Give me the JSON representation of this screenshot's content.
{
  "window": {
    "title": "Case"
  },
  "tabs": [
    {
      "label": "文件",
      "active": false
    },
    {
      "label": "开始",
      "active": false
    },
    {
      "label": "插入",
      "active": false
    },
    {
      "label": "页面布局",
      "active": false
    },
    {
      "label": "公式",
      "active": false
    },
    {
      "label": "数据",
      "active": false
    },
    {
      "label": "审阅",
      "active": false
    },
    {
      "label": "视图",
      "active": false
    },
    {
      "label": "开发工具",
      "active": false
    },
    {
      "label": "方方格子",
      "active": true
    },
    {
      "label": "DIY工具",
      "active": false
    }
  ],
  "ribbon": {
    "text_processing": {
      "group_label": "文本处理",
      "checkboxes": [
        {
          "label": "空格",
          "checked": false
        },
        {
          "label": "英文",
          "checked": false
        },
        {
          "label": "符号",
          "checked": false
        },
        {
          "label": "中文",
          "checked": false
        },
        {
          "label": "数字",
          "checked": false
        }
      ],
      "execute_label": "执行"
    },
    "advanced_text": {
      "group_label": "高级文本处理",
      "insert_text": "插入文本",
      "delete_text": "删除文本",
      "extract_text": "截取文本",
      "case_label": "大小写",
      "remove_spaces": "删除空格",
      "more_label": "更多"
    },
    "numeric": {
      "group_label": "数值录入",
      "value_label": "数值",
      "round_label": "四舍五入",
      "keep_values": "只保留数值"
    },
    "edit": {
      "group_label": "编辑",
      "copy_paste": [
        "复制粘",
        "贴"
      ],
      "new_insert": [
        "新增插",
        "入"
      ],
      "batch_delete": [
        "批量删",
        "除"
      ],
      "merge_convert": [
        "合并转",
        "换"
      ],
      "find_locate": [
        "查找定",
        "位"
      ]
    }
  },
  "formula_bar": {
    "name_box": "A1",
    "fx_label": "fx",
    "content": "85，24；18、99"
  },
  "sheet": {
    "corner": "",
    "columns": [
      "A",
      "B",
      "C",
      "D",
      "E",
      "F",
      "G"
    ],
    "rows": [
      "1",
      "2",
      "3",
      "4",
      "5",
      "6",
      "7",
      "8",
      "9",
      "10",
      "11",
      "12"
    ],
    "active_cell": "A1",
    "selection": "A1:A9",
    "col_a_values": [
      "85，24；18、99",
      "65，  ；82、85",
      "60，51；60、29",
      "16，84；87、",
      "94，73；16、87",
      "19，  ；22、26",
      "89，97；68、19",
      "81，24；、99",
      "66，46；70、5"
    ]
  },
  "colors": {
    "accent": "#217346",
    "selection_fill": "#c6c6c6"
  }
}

※ ※ ※

#### AIM OF THE TASK
Using the records above, find and show each line with the string "content".

#### EXPECTED OUTPUT
Give me the JSON representation of this screenshot's content.
    "content": "85，24；18、99"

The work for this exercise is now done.